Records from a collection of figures
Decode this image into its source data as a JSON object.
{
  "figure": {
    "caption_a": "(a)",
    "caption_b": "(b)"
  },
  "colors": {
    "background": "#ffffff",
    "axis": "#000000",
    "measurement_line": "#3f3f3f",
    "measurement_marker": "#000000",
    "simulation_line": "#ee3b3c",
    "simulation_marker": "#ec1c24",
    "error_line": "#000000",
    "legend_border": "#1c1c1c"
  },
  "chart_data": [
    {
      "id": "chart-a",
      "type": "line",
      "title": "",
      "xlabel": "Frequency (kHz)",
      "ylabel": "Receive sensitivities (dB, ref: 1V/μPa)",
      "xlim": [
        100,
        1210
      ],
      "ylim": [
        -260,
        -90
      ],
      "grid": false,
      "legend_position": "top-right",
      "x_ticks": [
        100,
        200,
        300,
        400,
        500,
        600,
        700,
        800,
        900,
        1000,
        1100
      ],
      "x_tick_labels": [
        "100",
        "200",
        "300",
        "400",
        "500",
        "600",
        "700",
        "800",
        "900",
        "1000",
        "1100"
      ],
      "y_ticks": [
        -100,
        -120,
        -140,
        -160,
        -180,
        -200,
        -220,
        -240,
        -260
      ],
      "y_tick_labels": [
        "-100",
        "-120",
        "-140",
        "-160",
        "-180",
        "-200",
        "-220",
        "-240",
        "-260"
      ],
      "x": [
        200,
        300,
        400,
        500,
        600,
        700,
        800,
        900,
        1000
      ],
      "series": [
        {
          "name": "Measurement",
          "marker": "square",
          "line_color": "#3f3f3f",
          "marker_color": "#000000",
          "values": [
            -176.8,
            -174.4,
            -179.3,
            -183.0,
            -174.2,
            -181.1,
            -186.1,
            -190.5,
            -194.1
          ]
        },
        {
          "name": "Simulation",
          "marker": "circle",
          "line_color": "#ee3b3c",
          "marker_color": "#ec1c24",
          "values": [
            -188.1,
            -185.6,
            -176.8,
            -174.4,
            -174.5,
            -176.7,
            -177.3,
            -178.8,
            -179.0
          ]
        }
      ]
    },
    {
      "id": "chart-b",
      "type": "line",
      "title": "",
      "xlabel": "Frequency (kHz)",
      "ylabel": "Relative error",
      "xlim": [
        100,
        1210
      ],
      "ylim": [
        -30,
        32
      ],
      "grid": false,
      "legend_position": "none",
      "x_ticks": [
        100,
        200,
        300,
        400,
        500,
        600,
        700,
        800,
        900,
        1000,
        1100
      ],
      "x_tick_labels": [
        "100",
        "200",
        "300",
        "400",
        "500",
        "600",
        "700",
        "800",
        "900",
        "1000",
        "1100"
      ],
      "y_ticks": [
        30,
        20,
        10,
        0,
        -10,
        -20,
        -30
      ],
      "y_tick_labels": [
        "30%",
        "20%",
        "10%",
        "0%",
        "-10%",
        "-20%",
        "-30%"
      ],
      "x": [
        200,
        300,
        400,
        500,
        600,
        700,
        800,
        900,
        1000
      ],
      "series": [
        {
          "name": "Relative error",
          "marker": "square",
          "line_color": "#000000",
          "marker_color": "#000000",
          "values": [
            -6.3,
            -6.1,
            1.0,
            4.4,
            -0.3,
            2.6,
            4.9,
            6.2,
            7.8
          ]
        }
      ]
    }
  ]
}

§ Requirement
Copy every line of the material, please, keeping it exactly the same.

§ Result
Decode this image into its source data as a JSON object.
{
  "figure": {
    "caption_a": "(a)",
    "caption_b": "(b)"
  },
  "colors": {
    "background": "#ffffff",
    "axis": "#000000",
    "measurement_line": "#3f3f3f",
    "measurement_marker": "#000000",
    "simulation_line": "#ee3b3c",
    "simulation_marker": "#ec1c24",
    "error_line": "#000000",
    "legend_border": "#1c1c1c"
  },
  "chart_data": [
    {
      "id": "chart-a",
      "type": "line",
      "title": "",
      "xlabel": "Frequency (kHz)",
      "ylabel": "Receive sensitivities (dB, ref: 1V/μPa)",
      "xlim": [
        100,
        1210
      ],
      "ylim": [
        -260,
        -90
      ],
      "grid": false,
      "legend_position": "top-right",
      "x_ticks": [
        100,
        200,
        300,
        400,
        500,
        600,
        700,
        800,
        900,
        1000,
        1100
      ],
      "x_tick_labels": [
        "100",
        "200",
        "300",
        "400",
        "500",
        "600",
        "700",
        "800",
        "900",
        "1000",
        "1100"
      ],
      "y_ticks": [
        -100,
        -120,
        -140,
        -160,
        -180,
        -200,
        -220,
        -240,
        -260
      ],
      "y_tick_labels": [
        "-100",
        "-120",
        "-140",
        "-160",
        "-180",
        "-200",
        "-220",
        "-240",
        "-260"
      ],
      "x": [
        200,
        300,
        400,
        500,
        600,
        700,
        800,
        900,
        1000
      ],
      "series": [
        {
          "name": "Measurement",
          "marker": "square",
          "line_color": "#3f3f3f",
          "marker_color": "#000000",
          "values": [
            -176.8,
            -174.4,
            -179.3,
            -183.0,
            -174.2,
            -181.1,
            -186.1,
            -190.5,
            -194.1
          ]
        },
        {
          "name": "Simulation",
          "marker": "circle",
          "line_color": "#ee3b3c",
          "marker_color": "#ec1c24",
          "values": [
            -188.1,
            -185.6,
            -176.8,
            -174.4,
            -174.5,
            -176.7,
            -177.3,
            -178.8,
            -179.0
          ]
        }
      ]
    },
    {
      "id": "chart-b",
      "type": "line",
      "title": "",
      "xlabel": "Frequency (kHz)",
      "ylabel": "Relative error",
      "xlim": [
        100,
        1210
      ],
      "ylim": [
        -30,
        32
      ],
      "grid": false,
      "legend_position": "none",
      "x_ticks": [
        100,
        200,
        300,
        400,
        500,
        600,
        700,
        800,
        900,
        1000,
        1100
      ],
      "x_tick_labels": [
        "100",
        "200",
        "300",
        "400",
        "500",
        "600",
        "700",
        "800",
        "900",
        "1000",
        "1100"
      ],
      "y_ticks": [
        30,
        20,
        10,
        0,
        -10,
        -20,
        -30
      ],
      "y_tick_labels": [
        "30%",
        "20%",
        "10%",
        "0%",
        "-10%",
        "-20%",
        "-30%"
      ],
      "x": [
        200,
        300,
        400,
        500,
        600,
        700,
        800,
        900,
        1000
      ],
      "series": [
        {
          "name": "Relative error",
          "marker": "square",
          "line_color": "#000000",
          "marker_color": "#000000",
          "values": [
            -6.3,
            -6.1,
            1.0,
            4.4,
            -0.3,
            2.6,
            4.9,
            6.2,
            7.8
          ]
        }
      ]
    }
  ]
}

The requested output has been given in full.